Exercise requirements -
Make an exact transcription of the material, leaving out all images.

Record set -
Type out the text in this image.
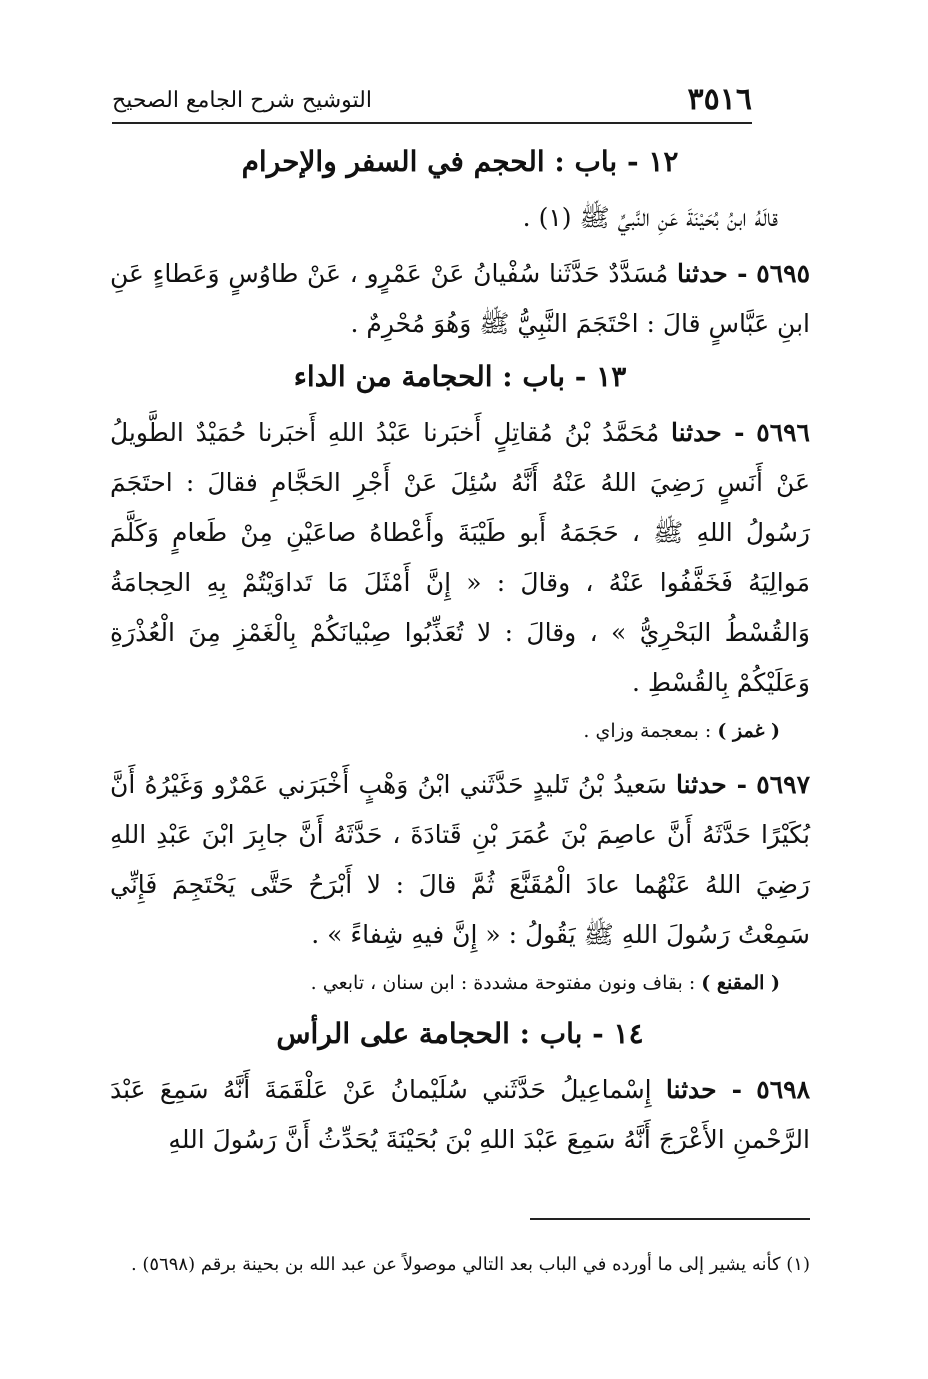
٣٥١٦
التوشيح شرح الجامع الصحيح
١٢ - باب : الحجم في السفر والإحرام

قالَهُ ابنُ بُحَيْنَةَ عَنِ النَّبيِّ ﷺ (١) .

٥٦٩٥ - حدثنا مُسَدَّدٌ حَدَّثَنا سُفْيانُ عَنْ عَمْرٍو ، عَنْ طاوُسٍ وَعَطاءٍ عَنِ ابنِ عَبَّاسٍ قالَ : احْتَجَمَ النَّبِيُّ ﷺ وَهُوَ مُحْرِمٌ .

١٣ - باب : الحجامة من الداء

٥٦٩٦ - حدثنا مُحَمَّدُ بْنُ مُقاتِلٍ أَخبَرنا عَبْدُ اللهِ أَخبَرنا حُمَيْدٌ الطَّويلُ عَنْ أَنَسٍ رَضِيَ اللهُ عَنْهُ أَنَّهُ سُئِلَ عَنْ أَجْرِ الحَجَّامِ فقالَ : احتَجَمَ رَسُولُ اللهِ ﷺ ، حَجَمَهُ أَبو طَيْبَةَ وأَعْطاهُ صاعَيْنِ مِنْ طَعامٍ وَكَلَّمَ مَوالِيَهُ فَخَفَّفُوا عَنْهُ ، وقالَ : « إِنَّ أَمْثَلَ مَا تَداوَيْتُمْ بِهِ الحِجامَةُ وَالقُسْطُ البَحْرِيُّ » ، وقالَ : لا تُعَذِّبُوا صِبْيانَكُمْ بِالْغَمْزِ مِنَ الْعُذْرَةِ وَعَلَيْكُمْ بِالقُسْطِ .

( غمز ) : بمعجمة وزاي .

٥٦٩٧ - حدثنا سَعيدُ بْنُ تَليدٍ حَدَّثَني ابْنُ وَهْبٍ أَخْبَرَني عَمْرٌو وَغَيْرُهُ أَنَّ بُكَيْرًا حَدَّثَهُ أَنَّ عاصِمَ بْنَ عُمَرَ بْنِ قَتادَةَ ، حَدَّثَهُ أَنَّ جابِرَ ابْنَ عَبْدِ اللهِ رَضِيَ اللهُ عَنْهُما عادَ الْمُقَنَّعَ ثُمَّ قالَ : لا أَبْرَحُ حَتَّى يَحْتَجِمَ فَإِنِّي سَمِعْتُ رَسُولَ اللهِ ﷺ يَقُولُ : « إِنَّ فيهِ شِفاءً » .

( المقنع ) : بقاف ونون مفتوحة مشددة : ابن سنان ، تابعي .

١٤ - باب : الحجامة على الرأس

٥٦٩٨ - حدثنا إِسْماعِيلُ حَدَّثَني سُلَيْمانُ عَنْ عَلْقَمَةَ أَنَّهُ سَمِعَ عَبْدَ الرَّحْمنِ الأَعْرَجَ أَنَّهُ سَمِعَ عَبْدَ اللهِ بْنَ بُحَيْنَةَ يُحَدِّثُ أَنَّ رَسُولَ اللهِ

(١) كأنه يشير إلى ما أورده في الباب بعد التالي موصولاً عن عبد الله بن بحينة برقم (٥٦٩٨) .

Expected output -
Type out the text in this image.
٣٥١٦
التوشيح شرح الجامع الصحيح
١٢ - باب : الحجم في السفر والإحرام

قالَهُ ابنُ بُحَيْنَةَ عَنِ النَّبيِّ ﷺ (١) .

٥٦٩٥ - حدثنا مُسَدَّدٌ حَدَّثَنا سُفْيانُ عَنْ عَمْرٍو ، عَنْ طاوُسٍ وَعَطاءٍ عَنِ ابنِ عَبَّاسٍ قالَ : احْتَجَمَ النَّبِيُّ ﷺ وَهُوَ مُحْرِمٌ .

١٣ - باب : الحجامة من الداء

٥٦٩٦ - حدثنا مُحَمَّدُ بْنُ مُقاتِلٍ أَخبَرنا عَبْدُ اللهِ أَخبَرنا حُمَيْدٌ الطَّويلُ عَنْ أَنَسٍ رَضِيَ اللهُ عَنْهُ أَنَّهُ سُئِلَ عَنْ أَجْرِ الحَجَّامِ فقالَ : احتَجَمَ رَسُولُ اللهِ ﷺ ، حَجَمَهُ أَبو طَيْبَةَ وأَعْطاهُ صاعَيْنِ مِنْ طَعامٍ وَكَلَّمَ مَوالِيَهُ فَخَفَّفُوا عَنْهُ ، وقالَ : « إِنَّ أَمْثَلَ مَا تَداوَيْتُمْ بِهِ الحِجامَةُ وَالقُسْطُ البَحْرِيُّ » ، وقالَ : لا تُعَذِّبُوا صِبْيانَكُمْ بِالْغَمْزِ مِنَ الْعُذْرَةِ وَعَلَيْكُمْ بِالقُسْطِ .

( غمز ) : بمعجمة وزاي .

٥٦٩٧ - حدثنا سَعيدُ بْنُ تَليدٍ حَدَّثَني ابْنُ وَهْبٍ أَخْبَرَني عَمْرٌو وَغَيْرُهُ أَنَّ بُكَيْرًا حَدَّثَهُ أَنَّ عاصِمَ بْنَ عُمَرَ بْنِ قَتادَةَ ، حَدَّثَهُ أَنَّ جابِرَ ابْنَ عَبْدِ اللهِ رَضِيَ اللهُ عَنْهُما عادَ الْمُقَنَّعَ ثُمَّ قالَ : لا أَبْرَحُ حَتَّى يَحْتَجِمَ فَإِنِّي سَمِعْتُ رَسُولَ اللهِ ﷺ يَقُولُ : « إِنَّ فيهِ شِفاءً » .

( المقنع ) : بقاف ونون مفتوحة مشددة : ابن سنان ، تابعي .

١٤ - باب : الحجامة على الرأس

٥٦٩٨ - حدثنا إِسْماعِيلُ حَدَّثَني سُلَيْمانُ عَنْ عَلْقَمَةَ أَنَّهُ سَمِعَ عَبْدَ الرَّحْمنِ الأَعْرَجَ أَنَّهُ سَمِعَ عَبْدَ اللهِ بْنَ بُحَيْنَةَ يُحَدِّثُ أَنَّ رَسُولَ اللهِ

(١) كأنه يشير إلى ما أورده في الباب بعد التالي موصولاً عن عبد الله بن بحينة برقم (٥٦٩٨) .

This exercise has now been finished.